§ **WHAT IS EXPECTED**: Give only the number of lines in the listing below where the string "质量守恒定律" occurs.

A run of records
◆ ◆ ◆
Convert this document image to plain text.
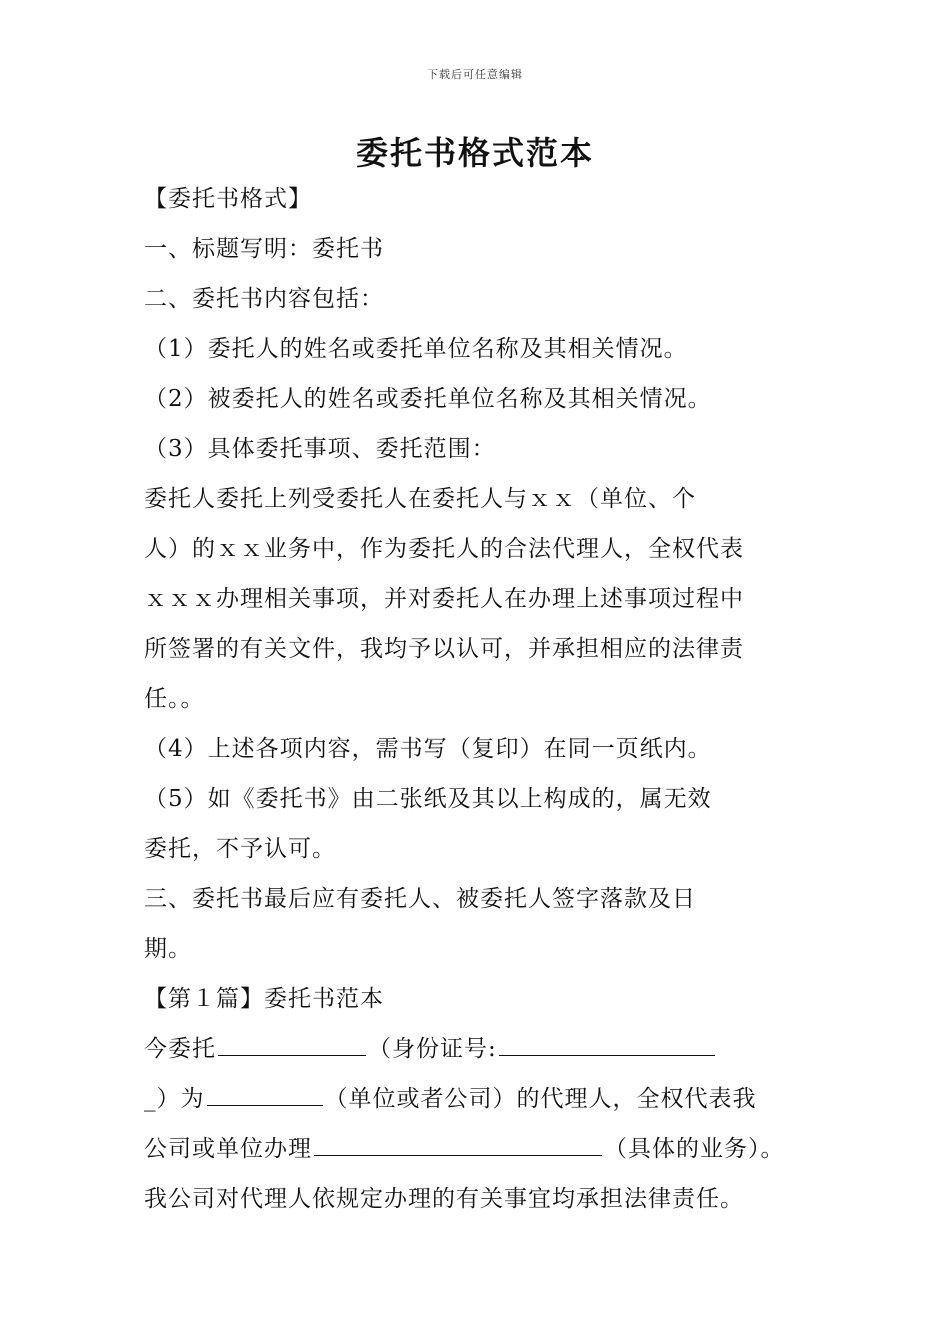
下载后可任意编辑
委托书格式范本

【委托书格式】

一、标题写明：委托书

二、委托书内容包括：

（1）委托人的姓名或委托单位名称及其相关情况。

（2）被委托人的姓名或委托单位名称及其相关情况。

（3）具体委托事项、委托范围：

委托人委托上列受委托人在委托人与ｘｘ（单位、个

人）的ｘｘ业务中，作为委托人的合法代理人，全权代表

ｘｘｘ办理相关事项，并对委托人在办理上述事项过程中

所签署的有关文件，我均予以认可，并承担相应的法律责

任。。

（4）上述各项内容，需书写（复印）在同一页纸内。

（5）如《委托书》由二张纸及其以上构成的，属无效

委托，不予认可。

三、委托书最后应有委托人、被委托人签字落款及日

期。

【第１篇】委托书范本

今委托	（身份证号:

_）为	（单位或者公司）的代理人，全权代表我

公司或单位办理	（具体的业务）。

我公司对代理人依规定办理的有关事宜均承担法律责任。
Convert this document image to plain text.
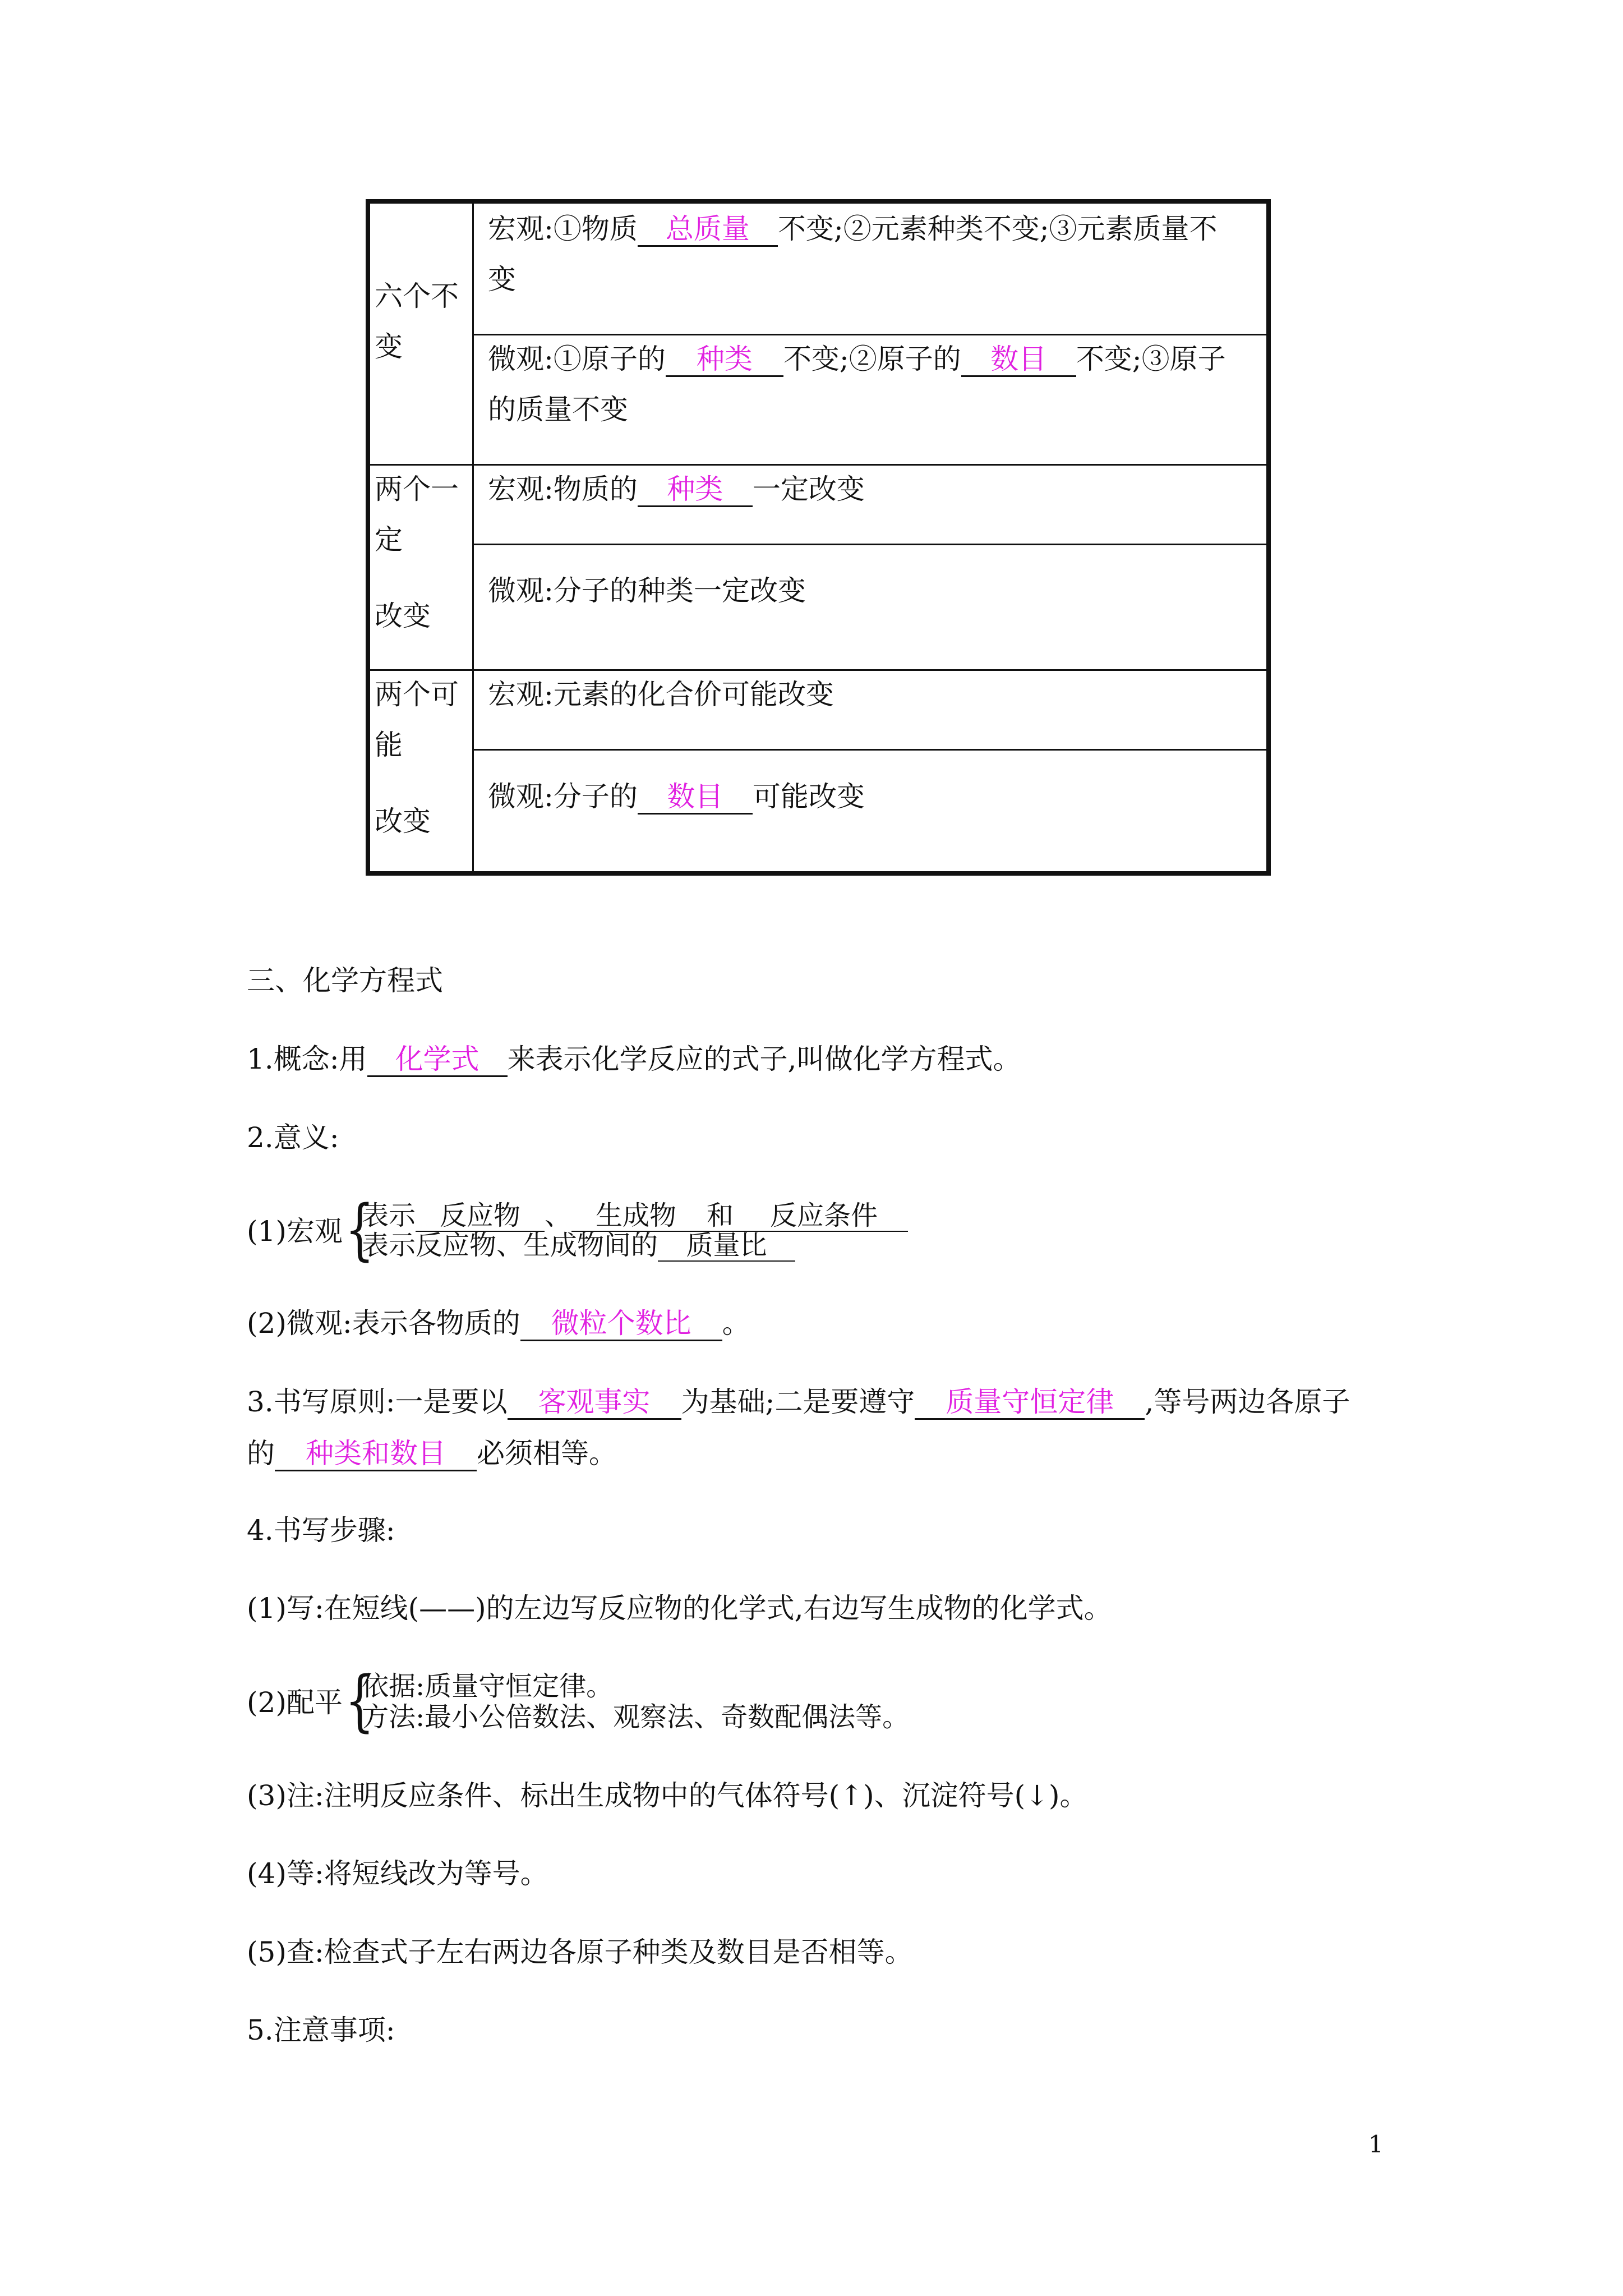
六个不
变
宏观:①物质 总质量 不变;②元素种类不变;③元素质量不
变
微观:①原子的 种类 不变;②原子的 数目 不变;③原子
的质量不变
两个一
定
改变
宏观:物质的 种类 一定改变
微观:分子的种类一定改变
两个可
能
改变
宏观:元素的化合价可能改变
微观:分子的 数目 可能改变
三、化学方程式
1.概念:用 化学式 来表示化学反应的式子,叫做化学方程式。
2.意义:
(1)宏观 {
表示 反应物 、 生成物 和 反应条件
表示反应物、生成物间的 质量比
(2)微观:表示各物质的 微粒个数比 。
3.书写原则:一是要以 客观事实 为基础;二是要遵守 质量守恒定律 ,等号两边各原子
的 种类和数目 必须相等。
4.书写步骤:
(1)写:在短线(——)的左边写反应物的化学式,右边写生成物的化学式。
(2)配平 {
依据:质量守恒定律。
方法:最小公倍数法、观察法、奇数配偶法等。
(3)注:注明反应条件、标出生成物中的气体符号(↑)、沉淀符号(↓)。
(4)等:将短线改为等号。
(5)查:检查式子左右两边各原子种类及数目是否相等。
5.注意事项:
1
◆ ◆ ◆
§ **SOLUTION**: 2